Objective:
In the records below, change each occurrence of "option" to "choice" and reproduce every line with nothing else altered.

Data shown:
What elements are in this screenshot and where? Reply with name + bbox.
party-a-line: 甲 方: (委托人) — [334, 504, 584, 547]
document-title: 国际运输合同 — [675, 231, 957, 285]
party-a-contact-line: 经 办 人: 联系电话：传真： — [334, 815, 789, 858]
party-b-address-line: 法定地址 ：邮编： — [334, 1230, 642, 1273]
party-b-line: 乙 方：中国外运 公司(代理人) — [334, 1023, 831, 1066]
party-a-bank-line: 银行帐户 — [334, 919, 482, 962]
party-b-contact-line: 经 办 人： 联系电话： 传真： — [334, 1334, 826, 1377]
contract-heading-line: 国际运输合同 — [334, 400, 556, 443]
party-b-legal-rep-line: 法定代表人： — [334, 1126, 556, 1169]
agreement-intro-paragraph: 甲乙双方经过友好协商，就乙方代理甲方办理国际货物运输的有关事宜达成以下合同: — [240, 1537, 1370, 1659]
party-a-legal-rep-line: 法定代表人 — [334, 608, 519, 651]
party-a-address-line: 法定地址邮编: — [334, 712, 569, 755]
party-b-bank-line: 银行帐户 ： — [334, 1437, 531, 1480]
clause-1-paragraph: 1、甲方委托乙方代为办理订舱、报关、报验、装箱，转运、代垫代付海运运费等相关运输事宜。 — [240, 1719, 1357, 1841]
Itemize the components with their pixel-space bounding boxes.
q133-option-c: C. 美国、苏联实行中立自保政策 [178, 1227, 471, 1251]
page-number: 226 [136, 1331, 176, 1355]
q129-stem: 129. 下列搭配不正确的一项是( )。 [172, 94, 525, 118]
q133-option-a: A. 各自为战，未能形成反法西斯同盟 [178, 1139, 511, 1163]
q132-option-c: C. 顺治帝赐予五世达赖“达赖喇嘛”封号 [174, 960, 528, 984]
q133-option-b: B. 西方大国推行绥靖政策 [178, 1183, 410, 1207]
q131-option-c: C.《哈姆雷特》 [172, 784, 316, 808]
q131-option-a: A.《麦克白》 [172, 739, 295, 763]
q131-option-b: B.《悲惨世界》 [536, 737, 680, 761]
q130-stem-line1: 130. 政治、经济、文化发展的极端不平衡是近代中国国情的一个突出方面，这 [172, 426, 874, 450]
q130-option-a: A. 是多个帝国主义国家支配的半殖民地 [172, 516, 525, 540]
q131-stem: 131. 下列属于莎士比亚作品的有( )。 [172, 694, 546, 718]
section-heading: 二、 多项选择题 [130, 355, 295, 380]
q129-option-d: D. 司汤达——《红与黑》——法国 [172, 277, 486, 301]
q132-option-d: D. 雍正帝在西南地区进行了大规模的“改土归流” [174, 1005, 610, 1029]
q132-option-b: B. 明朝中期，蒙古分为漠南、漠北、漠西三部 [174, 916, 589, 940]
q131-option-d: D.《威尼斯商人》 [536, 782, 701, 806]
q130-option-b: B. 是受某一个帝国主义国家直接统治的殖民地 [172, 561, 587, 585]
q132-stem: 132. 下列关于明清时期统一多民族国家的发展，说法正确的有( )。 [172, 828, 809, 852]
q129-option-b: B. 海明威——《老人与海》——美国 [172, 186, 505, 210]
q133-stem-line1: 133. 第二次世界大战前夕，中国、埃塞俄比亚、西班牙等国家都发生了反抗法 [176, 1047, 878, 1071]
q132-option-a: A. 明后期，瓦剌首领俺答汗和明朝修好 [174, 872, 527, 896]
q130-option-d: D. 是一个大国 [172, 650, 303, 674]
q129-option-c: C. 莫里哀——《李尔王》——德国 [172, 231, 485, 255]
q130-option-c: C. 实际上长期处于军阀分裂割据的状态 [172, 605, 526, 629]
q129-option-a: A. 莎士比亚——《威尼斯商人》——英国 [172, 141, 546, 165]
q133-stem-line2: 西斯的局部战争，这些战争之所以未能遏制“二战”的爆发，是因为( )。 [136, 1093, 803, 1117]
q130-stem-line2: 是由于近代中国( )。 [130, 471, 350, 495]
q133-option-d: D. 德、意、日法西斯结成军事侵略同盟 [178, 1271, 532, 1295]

Answer to this exercise:
What elements are in this screenshot and where? Reply with name + bbox.
party-a-line: 甲 方: (委托人) — [334, 504, 584, 547]
document-title: 国际运输合同 — [675, 231, 957, 285]
party-a-contact-line: 经 办 人: 联系电话：传真： — [334, 815, 789, 858]
party-b-address-line: 法定地址 ：邮编： — [334, 1230, 642, 1273]
party-b-line: 乙 方：中国外运 公司(代理人) — [334, 1023, 831, 1066]
party-a-bank-line: 银行帐户 — [334, 919, 482, 962]
party-b-contact-line: 经 办 人： 联系电话： 传真： — [334, 1334, 826, 1377]
contract-heading-line: 国际运输合同 — [334, 400, 556, 443]
party-b-legal-rep-line: 法定代表人： — [334, 1126, 556, 1169]
agreement-intro-paragraph: 甲乙双方经过友好协商，就乙方代理甲方办理国际货物运输的有关事宜达成以下合同: — [240, 1537, 1370, 1659]
party-a-legal-rep-line: 法定代表人 — [334, 608, 519, 651]
party-a-address-line: 法定地址邮编: — [334, 712, 569, 755]
party-b-bank-line: 银行帐户 ： — [334, 1437, 531, 1480]
clause-1-paragraph: 1、甲方委托乙方代为办理订舱、报关、报验、装箱，转运、代垫代付海运运费等相关运输事宜。 — [240, 1719, 1357, 1841]
Itemize the components with their pixel-space bounding boxes.
q133-choice-c: C. 美国、苏联实行中立自保政策 [178, 1227, 471, 1251]
page-number: 226 [136, 1331, 176, 1355]
q129-stem: 129. 下列搭配不正确的一项是( )。 [172, 94, 525, 118]
q133-choice-a: A. 各自为战，未能形成反法西斯同盟 [178, 1139, 511, 1163]
q132-choice-c: C. 顺治帝赐予五世达赖“达赖喇嘛”封号 [174, 960, 528, 984]
q133-choice-b: B. 西方大国推行绥靖政策 [178, 1183, 410, 1207]
q131-choice-c: C.《哈姆雷特》 [172, 784, 316, 808]
q131-choice-a: A.《麦克白》 [172, 739, 295, 763]
q131-choice-b: B.《悲惨世界》 [536, 737, 680, 761]
q130-stem-line1: 130. 政治、经济、文化发展的极端不平衡是近代中国国情的一个突出方面，这 [172, 426, 874, 450]
q130-choice-a: A. 是多个帝国主义国家支配的半殖民地 [172, 516, 525, 540]
q131-stem: 131. 下列属于莎士比亚作品的有( )。 [172, 694, 546, 718]
section-heading: 二、 多项选择题 [130, 355, 295, 380]
q129-choice-d: D. 司汤达——《红与黑》——法国 [172, 277, 486, 301]
q132-choice-d: D. 雍正帝在西南地区进行了大规模的“改土归流” [174, 1005, 610, 1029]
q132-choice-b: B. 明朝中期，蒙古分为漠南、漠北、漠西三部 [174, 916, 589, 940]
q131-choice-d: D.《威尼斯商人》 [536, 782, 701, 806]
q130-choice-b: B. 是受某一个帝国主义国家直接统治的殖民地 [172, 561, 587, 585]
q132-stem: 132. 下列关于明清时期统一多民族国家的发展，说法正确的有( )。 [172, 828, 809, 852]
q129-choice-b: B. 海明威——《老人与海》——美国 [172, 186, 505, 210]
q133-stem-line1: 133. 第二次世界大战前夕，中国、埃塞俄比亚、西班牙等国家都发生了反抗法 [176, 1047, 878, 1071]
q132-choice-a: A. 明后期，瓦剌首领俺答汗和明朝修好 [174, 872, 527, 896]
q130-choice-d: D. 是一个大国 [172, 650, 303, 674]
q129-choice-c: C. 莫里哀——《李尔王》——德国 [172, 231, 485, 255]
q130-choice-c: C. 实际上长期处于军阀分裂割据的状态 [172, 605, 526, 629]
q129-choice-a: A. 莎士比亚——《威尼斯商人》——英国 [172, 141, 546, 165]
q133-stem-line2: 西斯的局部战争，这些战争之所以未能遏制“二战”的爆发，是因为( )。 [136, 1093, 803, 1117]
q130-stem-line2: 是由于近代中国( )。 [130, 471, 350, 495]
q133-choice-d: D. 德、意、日法西斯结成军事侵略同盟 [178, 1271, 532, 1295]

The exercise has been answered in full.